[start of Extracted entries]

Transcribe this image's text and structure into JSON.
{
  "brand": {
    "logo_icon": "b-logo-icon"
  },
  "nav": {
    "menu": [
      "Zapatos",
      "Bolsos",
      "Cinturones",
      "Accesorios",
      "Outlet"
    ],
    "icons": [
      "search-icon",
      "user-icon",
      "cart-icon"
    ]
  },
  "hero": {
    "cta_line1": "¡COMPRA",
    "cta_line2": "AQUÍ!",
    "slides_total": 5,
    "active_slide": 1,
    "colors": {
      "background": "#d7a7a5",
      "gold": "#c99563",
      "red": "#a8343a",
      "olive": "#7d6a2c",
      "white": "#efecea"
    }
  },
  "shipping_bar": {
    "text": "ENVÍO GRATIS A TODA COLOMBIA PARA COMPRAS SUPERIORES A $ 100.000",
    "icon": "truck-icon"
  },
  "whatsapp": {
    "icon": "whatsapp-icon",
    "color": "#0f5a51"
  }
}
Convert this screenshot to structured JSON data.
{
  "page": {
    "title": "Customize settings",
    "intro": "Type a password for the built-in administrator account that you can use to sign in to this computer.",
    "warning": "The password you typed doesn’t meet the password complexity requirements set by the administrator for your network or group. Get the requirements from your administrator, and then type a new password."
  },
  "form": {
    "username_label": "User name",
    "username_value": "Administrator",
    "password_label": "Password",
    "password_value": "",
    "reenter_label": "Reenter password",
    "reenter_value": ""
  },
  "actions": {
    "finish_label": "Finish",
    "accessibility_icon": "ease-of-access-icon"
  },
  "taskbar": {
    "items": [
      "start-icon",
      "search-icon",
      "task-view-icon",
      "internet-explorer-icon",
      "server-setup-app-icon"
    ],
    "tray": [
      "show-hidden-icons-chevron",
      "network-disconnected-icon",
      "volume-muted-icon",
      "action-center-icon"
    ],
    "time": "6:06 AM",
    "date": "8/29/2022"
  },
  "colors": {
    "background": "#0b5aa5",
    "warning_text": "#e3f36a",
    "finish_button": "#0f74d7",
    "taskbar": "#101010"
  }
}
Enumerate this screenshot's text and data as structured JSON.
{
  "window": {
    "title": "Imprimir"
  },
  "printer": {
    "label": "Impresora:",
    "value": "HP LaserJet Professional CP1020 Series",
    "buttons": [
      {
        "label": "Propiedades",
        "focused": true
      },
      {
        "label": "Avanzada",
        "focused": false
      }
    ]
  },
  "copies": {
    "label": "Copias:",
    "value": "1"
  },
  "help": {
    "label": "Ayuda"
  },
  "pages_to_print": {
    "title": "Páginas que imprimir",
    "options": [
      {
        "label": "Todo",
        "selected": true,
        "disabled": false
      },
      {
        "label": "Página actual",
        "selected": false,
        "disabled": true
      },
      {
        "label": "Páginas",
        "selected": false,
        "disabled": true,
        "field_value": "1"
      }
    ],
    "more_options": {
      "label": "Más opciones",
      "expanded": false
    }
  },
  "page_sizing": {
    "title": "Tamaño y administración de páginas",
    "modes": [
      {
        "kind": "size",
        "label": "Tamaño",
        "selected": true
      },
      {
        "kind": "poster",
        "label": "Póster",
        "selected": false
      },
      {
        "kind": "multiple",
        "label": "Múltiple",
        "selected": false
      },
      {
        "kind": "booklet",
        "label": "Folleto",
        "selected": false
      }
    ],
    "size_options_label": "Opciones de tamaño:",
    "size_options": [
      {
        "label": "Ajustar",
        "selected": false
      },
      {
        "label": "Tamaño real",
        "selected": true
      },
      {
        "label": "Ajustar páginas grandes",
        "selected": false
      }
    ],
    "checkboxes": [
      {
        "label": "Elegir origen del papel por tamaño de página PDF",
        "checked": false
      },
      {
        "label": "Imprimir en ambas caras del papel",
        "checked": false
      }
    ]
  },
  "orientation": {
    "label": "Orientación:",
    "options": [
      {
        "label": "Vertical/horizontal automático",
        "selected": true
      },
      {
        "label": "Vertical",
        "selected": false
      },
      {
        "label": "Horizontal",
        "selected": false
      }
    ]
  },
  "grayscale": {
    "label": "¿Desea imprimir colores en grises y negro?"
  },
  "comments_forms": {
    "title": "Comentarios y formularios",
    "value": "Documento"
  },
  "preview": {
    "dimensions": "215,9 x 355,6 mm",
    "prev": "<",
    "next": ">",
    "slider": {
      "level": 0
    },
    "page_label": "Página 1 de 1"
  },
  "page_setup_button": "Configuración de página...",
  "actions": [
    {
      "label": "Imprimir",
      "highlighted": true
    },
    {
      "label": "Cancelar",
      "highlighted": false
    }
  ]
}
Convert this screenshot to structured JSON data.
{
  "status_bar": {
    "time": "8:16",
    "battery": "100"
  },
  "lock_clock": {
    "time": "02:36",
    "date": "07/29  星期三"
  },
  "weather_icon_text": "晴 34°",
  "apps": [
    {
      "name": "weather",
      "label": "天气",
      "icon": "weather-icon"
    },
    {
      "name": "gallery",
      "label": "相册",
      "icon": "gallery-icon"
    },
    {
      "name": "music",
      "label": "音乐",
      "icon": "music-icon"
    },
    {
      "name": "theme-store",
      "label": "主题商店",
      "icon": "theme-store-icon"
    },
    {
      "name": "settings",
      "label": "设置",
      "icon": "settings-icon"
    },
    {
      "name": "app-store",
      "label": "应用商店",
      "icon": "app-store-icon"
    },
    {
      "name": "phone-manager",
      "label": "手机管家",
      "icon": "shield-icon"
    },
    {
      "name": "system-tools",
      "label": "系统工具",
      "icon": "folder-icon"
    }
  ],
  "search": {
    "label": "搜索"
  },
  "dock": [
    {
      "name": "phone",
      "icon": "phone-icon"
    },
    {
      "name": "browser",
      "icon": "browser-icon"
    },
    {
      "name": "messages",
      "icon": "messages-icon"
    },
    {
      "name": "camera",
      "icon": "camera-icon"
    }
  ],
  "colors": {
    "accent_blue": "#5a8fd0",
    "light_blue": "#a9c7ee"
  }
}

[end of Extracted entries]

Your goal:
Quote every line of the data, word for word.

Solved exercise:
Transcribe this image's text and structure into JSON.
{
  "brand": {
    "logo_icon": "b-logo-icon"
  },
  "nav": {
    "menu": [
      "Zapatos",
      "Bolsos",
      "Cinturones",
      "Accesorios",
      "Outlet"
    ],
    "icons": [
      "search-icon",
      "user-icon",
      "cart-icon"
    ]
  },
  "hero": {
    "cta_line1": "¡COMPRA",
    "cta_line2": "AQUÍ!",
    "slides_total": 5,
    "active_slide": 1,
    "colors": {
      "background": "#d7a7a5",
      "gold": "#c99563",
      "red": "#a8343a",
      "olive": "#7d6a2c",
      "white": "#efecea"
    }
  },
  "shipping_bar": {
    "text": "ENVÍO GRATIS A TODA COLOMBIA PARA COMPRAS SUPERIORES A $ 100.000",
    "icon": "truck-icon"
  },
  "whatsapp": {
    "icon": "whatsapp-icon",
    "color": "#0f5a51"
  }
}
Convert this screenshot to structured JSON data.
{
  "page": {
    "title": "Customize settings",
    "intro": "Type a password for the built-in administrator account that you can use to sign in to this computer.",
    "warning": "The password you typed doesn’t meet the password complexity requirements set by the administrator for your network or group. Get the requirements from your administrator, and then type a new password."
  },
  "form": {
    "username_label": "User name",
    "username_value": "Administrator",
    "password_label": "Password",
    "password_value": "",
    "reenter_label": "Reenter password",
    "reenter_value": ""
  },
  "actions": {
    "finish_label": "Finish",
    "accessibility_icon": "ease-of-access-icon"
  },
  "taskbar": {
    "items": [
      "start-icon",
      "search-icon",
      "task-view-icon",
      "internet-explorer-icon",
      "server-setup-app-icon"
    ],
    "tray": [
      "show-hidden-icons-chevron",
      "network-disconnected-icon",
      "volume-muted-icon",
      "action-center-icon"
    ],
    "time": "6:06 AM",
    "date": "8/29/2022"
  },
  "colors": {
    "background": "#0b5aa5",
    "warning_text": "#e3f36a",
    "finish_button": "#0f74d7",
    "taskbar": "#101010"
  }
}
Enumerate this screenshot's text and data as structured JSON.
{
  "window": {
    "title": "Imprimir"
  },
  "printer": {
    "label": "Impresora:",
    "value": "HP LaserJet Professional CP1020 Series",
    "buttons": [
      {
        "label": "Propiedades",
        "focused": true
      },
      {
        "label": "Avanzada",
        "focused": false
      }
    ]
  },
  "copies": {
    "label": "Copias:",
    "value": "1"
  },
  "help": {
    "label": "Ayuda"
  },
  "pages_to_print": {
    "title": "Páginas que imprimir",
    "options": [
      {
        "label": "Todo",
        "selected": true,
        "disabled": false
      },
      {
        "label": "Página actual",
        "selected": false,
        "disabled": true
      },
      {
        "label": "Páginas",
        "selected": false,
        "disabled": true,
        "field_value": "1"
      }
    ],
    "more_options": {
      "label": "Más opciones",
      "expanded": false
    }
  },
  "page_sizing": {
    "title": "Tamaño y administración de páginas",
    "modes": [
      {
        "kind": "size",
        "label": "Tamaño",
        "selected": true
      },
      {
        "kind": "poster",
        "label": "Póster",
        "selected": false
      },
      {
        "kind": "multiple",
        "label": "Múltiple",
        "selected": false
      },
      {
        "kind": "booklet",
        "label": "Folleto",
        "selected": false
      }
    ],
    "size_options_label": "Opciones de tamaño:",
    "size_options": [
      {
        "label": "Ajustar",
        "selected": false
      },
      {
        "label": "Tamaño real",
        "selected": true
      },
      {
        "label": "Ajustar páginas grandes",
        "selected": false
      }
    ],
    "checkboxes": [
      {
        "label": "Elegir origen del papel por tamaño de página PDF",
        "checked": false
      },
      {
        "label": "Imprimir en ambas caras del papel",
        "checked": false
      }
    ]
  },
  "orientation": {
    "label": "Orientación:",
    "options": [
      {
        "label": "Vertical/horizontal automático",
        "selected": true
      },
      {
        "label": "Vertical",
        "selected": false
      },
      {
        "label": "Horizontal",
        "selected": false
      }
    ]
  },
  "grayscale": {
    "label": "¿Desea imprimir colores en grises y negro?"
  },
  "comments_forms": {
    "title": "Comentarios y formularios",
    "value": "Documento"
  },
  "preview": {
    "dimensions": "215,9 x 355,6 mm",
    "prev": "<",
    "next": ">",
    "slider": {
      "level": 0
    },
    "page_label": "Página 1 de 1"
  },
  "page_setup_button": "Configuración de página...",
  "actions": [
    {
      "label": "Imprimir",
      "highlighted": true
    },
    {
      "label": "Cancelar",
      "highlighted": false
    }
  ]
}
Convert this screenshot to structured JSON data.
{
  "status_bar": {
    "time": "8:16",
    "battery": "100"
  },
  "lock_clock": {
    "time": "02:36",
    "date": "07/29  星期三"
  },
  "weather_icon_text": "晴 34°",
  "apps": [
    {
      "name": "weather",
      "label": "天气",
      "icon": "weather-icon"
    },
    {
      "name": "gallery",
      "label": "相册",
      "icon": "gallery-icon"
    },
    {
      "name": "music",
      "label": "音乐",
      "icon": "music-icon"
    },
    {
      "name": "theme-store",
      "label": "主题商店",
      "icon": "theme-store-icon"
    },
    {
      "name": "settings",
      "label": "设置",
      "icon": "settings-icon"
    },
    {
      "name": "app-store",
      "label": "应用商店",
      "icon": "app-store-icon"
    },
    {
      "name": "phone-manager",
      "label": "手机管家",
      "icon": "shield-icon"
    },
    {
      "name": "system-tools",
      "label": "系统工具",
      "icon": "folder-icon"
    }
  ],
  "search": {
    "label": "搜索"
  },
  "dock": [
    {
      "name": "phone",
      "icon": "phone-icon"
    },
    {
      "name": "browser",
      "icon": "browser-icon"
    },
    {
      "name": "messages",
      "icon": "messages-icon"
    },
    {
      "name": "camera",
      "icon": "camera-icon"
    }
  ],
  "colors": {
    "accent_blue": "#5a8fd0",
    "light_blue": "#a9c7ee"
  }
}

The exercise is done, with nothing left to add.